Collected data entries
______
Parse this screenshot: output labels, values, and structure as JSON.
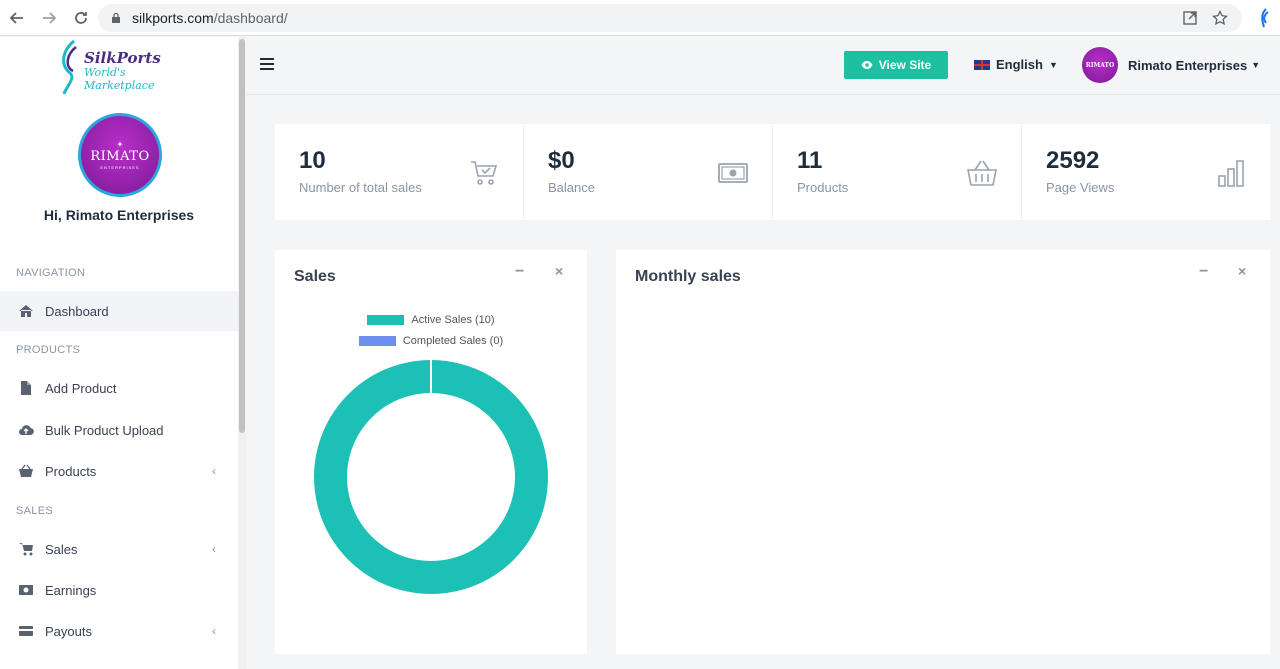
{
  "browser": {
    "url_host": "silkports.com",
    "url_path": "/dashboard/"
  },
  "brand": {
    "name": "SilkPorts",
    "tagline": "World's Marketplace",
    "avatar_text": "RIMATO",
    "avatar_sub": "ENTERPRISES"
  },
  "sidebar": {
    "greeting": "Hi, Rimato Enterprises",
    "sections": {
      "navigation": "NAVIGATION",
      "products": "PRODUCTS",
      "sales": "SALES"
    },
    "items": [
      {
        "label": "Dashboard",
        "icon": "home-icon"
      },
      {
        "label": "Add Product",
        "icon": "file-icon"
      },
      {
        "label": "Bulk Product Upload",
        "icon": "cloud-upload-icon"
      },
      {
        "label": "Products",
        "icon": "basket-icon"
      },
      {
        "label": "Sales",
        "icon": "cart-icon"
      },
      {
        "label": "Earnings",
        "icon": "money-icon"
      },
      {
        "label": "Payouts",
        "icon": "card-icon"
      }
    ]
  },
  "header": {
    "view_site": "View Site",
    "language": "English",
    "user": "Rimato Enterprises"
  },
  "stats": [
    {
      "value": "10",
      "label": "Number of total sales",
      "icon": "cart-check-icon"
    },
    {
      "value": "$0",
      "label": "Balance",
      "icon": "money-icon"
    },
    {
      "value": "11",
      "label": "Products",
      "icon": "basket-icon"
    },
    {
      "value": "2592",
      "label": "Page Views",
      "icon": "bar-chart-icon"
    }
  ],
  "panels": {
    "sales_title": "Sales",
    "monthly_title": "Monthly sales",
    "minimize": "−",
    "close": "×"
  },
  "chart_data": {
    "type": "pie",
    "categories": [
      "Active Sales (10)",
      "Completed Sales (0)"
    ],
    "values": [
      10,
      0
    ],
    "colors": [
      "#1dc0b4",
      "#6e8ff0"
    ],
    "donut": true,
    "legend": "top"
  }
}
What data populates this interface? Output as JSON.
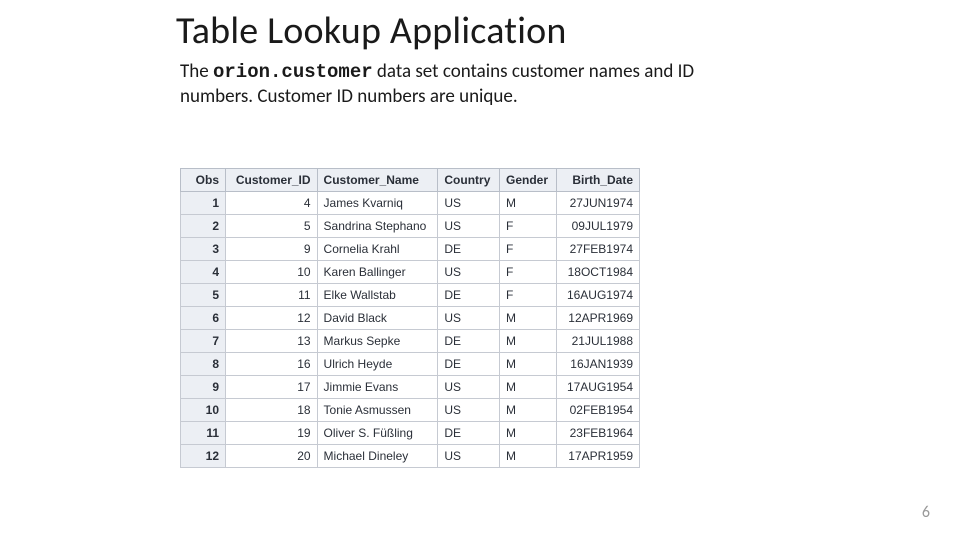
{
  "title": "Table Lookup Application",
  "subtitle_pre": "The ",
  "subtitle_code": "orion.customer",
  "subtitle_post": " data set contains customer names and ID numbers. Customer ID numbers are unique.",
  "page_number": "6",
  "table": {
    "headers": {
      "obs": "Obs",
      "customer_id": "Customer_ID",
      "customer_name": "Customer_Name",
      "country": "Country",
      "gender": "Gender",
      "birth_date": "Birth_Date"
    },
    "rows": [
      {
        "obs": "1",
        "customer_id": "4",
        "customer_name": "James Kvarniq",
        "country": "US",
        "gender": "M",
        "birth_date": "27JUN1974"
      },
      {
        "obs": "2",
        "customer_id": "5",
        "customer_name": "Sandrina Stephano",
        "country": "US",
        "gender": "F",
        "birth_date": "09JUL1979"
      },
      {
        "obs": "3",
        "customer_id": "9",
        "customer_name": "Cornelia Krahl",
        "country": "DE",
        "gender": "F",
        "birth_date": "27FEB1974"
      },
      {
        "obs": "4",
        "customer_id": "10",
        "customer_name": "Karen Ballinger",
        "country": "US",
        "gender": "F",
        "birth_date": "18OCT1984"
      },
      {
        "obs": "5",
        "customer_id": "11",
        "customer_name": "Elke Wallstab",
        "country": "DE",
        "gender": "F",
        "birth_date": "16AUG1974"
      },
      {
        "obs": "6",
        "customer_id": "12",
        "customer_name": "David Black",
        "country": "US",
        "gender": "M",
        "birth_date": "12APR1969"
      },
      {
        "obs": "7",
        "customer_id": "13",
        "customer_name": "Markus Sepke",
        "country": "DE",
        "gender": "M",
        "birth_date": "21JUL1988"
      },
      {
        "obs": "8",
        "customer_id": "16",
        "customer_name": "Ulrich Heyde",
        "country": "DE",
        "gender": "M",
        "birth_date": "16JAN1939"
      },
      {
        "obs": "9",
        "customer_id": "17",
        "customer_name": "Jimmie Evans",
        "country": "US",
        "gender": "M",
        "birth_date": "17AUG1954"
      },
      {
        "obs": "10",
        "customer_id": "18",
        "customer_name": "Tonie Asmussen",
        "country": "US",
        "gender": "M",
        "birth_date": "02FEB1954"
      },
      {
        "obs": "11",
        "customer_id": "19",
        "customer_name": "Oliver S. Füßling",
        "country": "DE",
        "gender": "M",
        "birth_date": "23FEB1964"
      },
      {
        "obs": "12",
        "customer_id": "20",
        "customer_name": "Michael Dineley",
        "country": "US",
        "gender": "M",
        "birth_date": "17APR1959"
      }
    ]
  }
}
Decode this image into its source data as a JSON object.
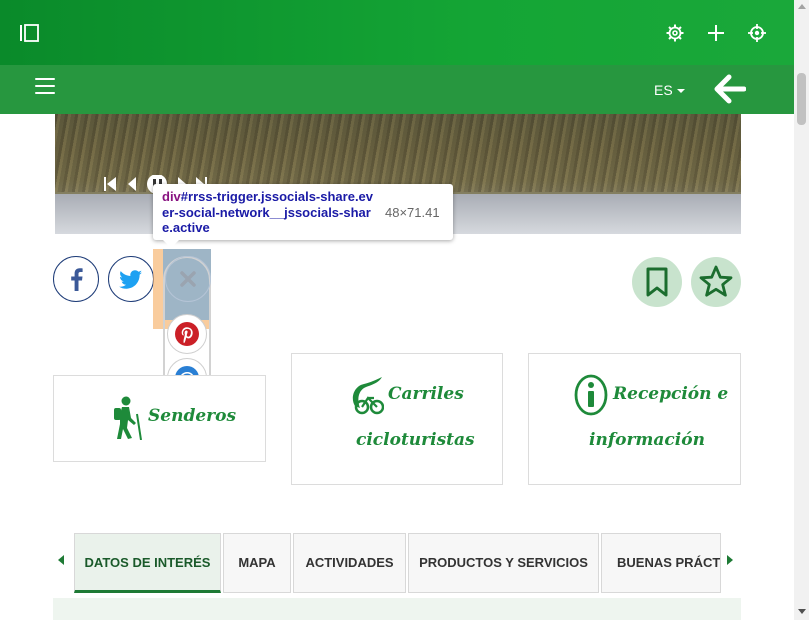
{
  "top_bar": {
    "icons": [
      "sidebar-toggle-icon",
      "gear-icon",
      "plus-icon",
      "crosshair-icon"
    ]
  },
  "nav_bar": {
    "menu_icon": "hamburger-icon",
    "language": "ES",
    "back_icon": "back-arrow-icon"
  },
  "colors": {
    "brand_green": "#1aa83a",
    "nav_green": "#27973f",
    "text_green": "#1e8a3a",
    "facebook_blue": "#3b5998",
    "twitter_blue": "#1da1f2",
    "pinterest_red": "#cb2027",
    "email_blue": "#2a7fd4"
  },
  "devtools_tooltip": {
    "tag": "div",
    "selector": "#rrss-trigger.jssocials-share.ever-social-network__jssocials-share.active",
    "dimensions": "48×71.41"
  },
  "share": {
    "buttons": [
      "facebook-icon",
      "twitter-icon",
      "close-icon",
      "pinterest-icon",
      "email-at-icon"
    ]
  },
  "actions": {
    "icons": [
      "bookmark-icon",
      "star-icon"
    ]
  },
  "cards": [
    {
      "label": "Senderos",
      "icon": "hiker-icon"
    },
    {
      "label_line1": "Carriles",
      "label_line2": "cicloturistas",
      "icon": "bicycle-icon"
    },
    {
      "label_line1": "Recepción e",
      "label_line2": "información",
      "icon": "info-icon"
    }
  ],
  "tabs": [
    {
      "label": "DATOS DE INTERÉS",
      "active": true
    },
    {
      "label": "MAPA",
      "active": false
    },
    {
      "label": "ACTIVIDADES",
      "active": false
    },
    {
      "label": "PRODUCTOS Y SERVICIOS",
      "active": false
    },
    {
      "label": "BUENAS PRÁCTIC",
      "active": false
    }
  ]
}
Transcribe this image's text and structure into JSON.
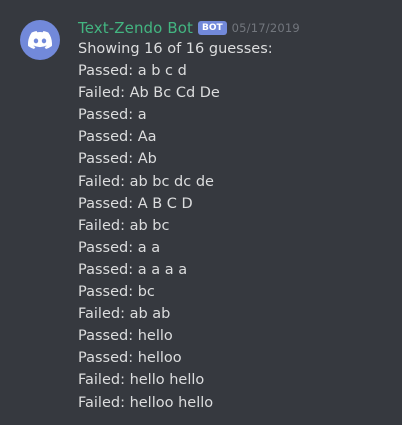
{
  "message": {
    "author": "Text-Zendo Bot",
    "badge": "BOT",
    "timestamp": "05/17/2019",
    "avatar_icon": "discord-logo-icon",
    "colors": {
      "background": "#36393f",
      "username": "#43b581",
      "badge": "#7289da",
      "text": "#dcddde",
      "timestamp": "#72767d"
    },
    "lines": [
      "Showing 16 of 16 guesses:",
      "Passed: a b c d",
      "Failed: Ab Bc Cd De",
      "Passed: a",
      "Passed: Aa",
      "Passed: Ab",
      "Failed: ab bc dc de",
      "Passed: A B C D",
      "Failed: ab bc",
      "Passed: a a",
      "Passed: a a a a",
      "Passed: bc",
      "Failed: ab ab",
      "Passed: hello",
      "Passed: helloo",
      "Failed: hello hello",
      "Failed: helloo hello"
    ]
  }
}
______
■ Prompt
Every entry must be reproduced exactly, with the images left out.

■ Response to the exercise
Parse this screenshot: output labels, values, and structure as JSON.
{
  "browser": {
    "url_host": "silkports.com",
    "url_path": "/dashboard/"
  },
  "brand": {
    "name": "SilkPorts",
    "tagline": "World's Marketplace",
    "avatar_text": "RIMATO",
    "avatar_sub": "ENTERPRISES"
  },
  "sidebar": {
    "greeting": "Hi, Rimato Enterprises",
    "sections": {
      "navigation": "NAVIGATION",
      "products": "PRODUCTS",
      "sales": "SALES"
    },
    "items": [
      {
        "label": "Dashboard",
        "icon": "home-icon"
      },
      {
        "label": "Add Product",
        "icon": "file-icon"
      },
      {
        "label": "Bulk Product Upload",
        "icon": "cloud-upload-icon"
      },
      {
        "label": "Products",
        "icon": "basket-icon"
      },
      {
        "label": "Sales",
        "icon": "cart-icon"
      },
      {
        "label": "Earnings",
        "icon": "money-icon"
      },
      {
        "label": "Payouts",
        "icon": "card-icon"
      }
    ]
  },
  "header": {
    "view_site": "View Site",
    "language": "English",
    "user": "Rimato Enterprises"
  },
  "stats": [
    {
      "value": "10",
      "label": "Number of total sales",
      "icon": "cart-check-icon"
    },
    {
      "value": "$0",
      "label": "Balance",
      "icon": "money-icon"
    },
    {
      "value": "11",
      "label": "Products",
      "icon": "basket-icon"
    },
    {
      "value": "2592",
      "label": "Page Views",
      "icon": "bar-chart-icon"
    }
  ],
  "panels": {
    "sales_title": "Sales",
    "monthly_title": "Monthly sales",
    "minimize": "−",
    "close": "×"
  },
  "chart_data": {
    "type": "pie",
    "categories": [
      "Active Sales (10)",
      "Completed Sales (0)"
    ],
    "values": [
      10,
      0
    ],
    "colors": [
      "#1dc0b4",
      "#6e8ff0"
    ],
    "donut": true,
    "legend": "top"
  }
}
What data populates this interface? Output as JSON.
{
  "title": "Table Lookup Application",
  "subtitle_pre": "The ",
  "subtitle_code": "orion.customer",
  "subtitle_post": " data set contains customer names and ID numbers. Customer ID numbers are unique.",
  "page_number": "6",
  "table": {
    "headers": {
      "obs": "Obs",
      "customer_id": "Customer_ID",
      "customer_name": "Customer_Name",
      "country": "Country",
      "gender": "Gender",
      "birth_date": "Birth_Date"
    },
    "rows": [
      {
        "obs": "1",
        "customer_id": "4",
        "customer_name": "James Kvarniq",
        "country": "US",
        "gender": "M",
        "birth_date": "27JUN1974"
      },
      {
        "obs": "2",
        "customer_id": "5",
        "customer_name": "Sandrina Stephano",
        "country": "US",
        "gender": "F",
        "birth_date": "09JUL1979"
      },
      {
        "obs": "3",
        "customer_id": "9",
        "customer_name": "Cornelia Krahl",
        "country": "DE",
        "gender": "F",
        "birth_date": "27FEB1974"
      },
      {
        "obs": "4",
        "customer_id": "10",
        "customer_name": "Karen Ballinger",
        "country": "US",
        "gender": "F",
        "birth_date": "18OCT1984"
      },
      {
        "obs": "5",
        "customer_id": "11",
        "customer_name": "Elke Wallstab",
        "country": "DE",
        "gender": "F",
        "birth_date": "16AUG1974"
      },
      {
        "obs": "6",
        "customer_id": "12",
        "customer_name": "David Black",
        "country": "US",
        "gender": "M",
        "birth_date": "12APR1969"
      },
      {
        "obs": "7",
        "customer_id": "13",
        "customer_name": "Markus Sepke",
        "country": "DE",
        "gender": "M",
        "birth_date": "21JUL1988"
      },
      {
        "obs": "8",
        "customer_id": "16",
        "customer_name": "Ulrich Heyde",
        "country": "DE",
        "gender": "M",
        "birth_date": "16JAN1939"
      },
      {
        "obs": "9",
        "customer_id": "17",
        "customer_name": "Jimmie Evans",
        "country": "US",
        "gender": "M",
        "birth_date": "17AUG1954"
      },
      {
        "obs": "10",
        "customer_id": "18",
        "customer_name": "Tonie Asmussen",
        "country": "US",
        "gender": "M",
        "birth_date": "02FEB1954"
      },
      {
        "obs": "11",
        "customer_id": "19",
        "customer_name": "Oliver S. Füßling",
        "country": "DE",
        "gender": "M",
        "birth_date": "23FEB1964"
      },
      {
        "obs": "12",
        "customer_id": "20",
        "customer_name": "Michael Dineley",
        "country": "US",
        "gender": "M",
        "birth_date": "17APR1959"
      }
    ]
  }
}
Decode this image into its source data as a JSON object.
{
  "top_bar": {
    "icons": [
      "sidebar-toggle-icon",
      "gear-icon",
      "plus-icon",
      "crosshair-icon"
    ]
  },
  "nav_bar": {
    "menu_icon": "hamburger-icon",
    "language": "ES",
    "back_icon": "back-arrow-icon"
  },
  "colors": {
    "brand_green": "#1aa83a",
    "nav_green": "#27973f",
    "text_green": "#1e8a3a",
    "facebook_blue": "#3b5998",
    "twitter_blue": "#1da1f2",
    "pinterest_red": "#cb2027",
    "email_blue": "#2a7fd4"
  },
  "devtools_tooltip": {
    "tag": "div",
    "selector": "#rrss-trigger.jssocials-share.ever-social-network__jssocials-share.active",
    "dimensions": "48×71.41"
  },
  "share": {
    "buttons": [
      "facebook-icon",
      "twitter-icon",
      "close-icon",
      "pinterest-icon",
      "email-at-icon"
    ]
  },
  "actions": {
    "icons": [
      "bookmark-icon",
      "star-icon"
    ]
  },
  "cards": [
    {
      "label": "Senderos",
      "icon": "hiker-icon"
    },
    {
      "label_line1": "Carriles",
      "label_line2": "cicloturistas",
      "icon": "bicycle-icon"
    },
    {
      "label_line1": "Recepción e",
      "label_line2": "información",
      "icon": "info-icon"
    }
  ],
  "tabs": [
    {
      "label": "DATOS DE INTERÉS",
      "active": true
    },
    {
      "label": "MAPA",
      "active": false
    },
    {
      "label": "ACTIVIDADES",
      "active": false
    },
    {
      "label": "PRODUCTOS Y SERVICIOS",
      "active": false
    },
    {
      "label": "BUENAS PRÁCTIC",
      "active": false
    }
  ]
}
Transcribe this image's text and structure into JSON.
{
  "message": {
    "author": "Text-Zendo Bot",
    "badge": "BOT",
    "timestamp": "05/17/2019",
    "avatar_icon": "discord-logo-icon",
    "colors": {
      "background": "#36393f",
      "username": "#43b581",
      "badge": "#7289da",
      "text": "#dcddde",
      "timestamp": "#72767d"
    },
    "lines": [
      "Showing 16 of 16 guesses:",
      "Passed: a b c d",
      "Failed: Ab Bc Cd De",
      "Passed: a",
      "Passed: Aa",
      "Passed: Ab",
      "Failed: ab bc dc de",
      "Passed: A B C D",
      "Failed: ab bc",
      "Passed: a a",
      "Passed: a a a a",
      "Passed: bc",
      "Failed: ab ab",
      "Passed: hello",
      "Passed: helloo",
      "Failed: hello hello",
      "Failed: helloo hello"
    ]
  }
}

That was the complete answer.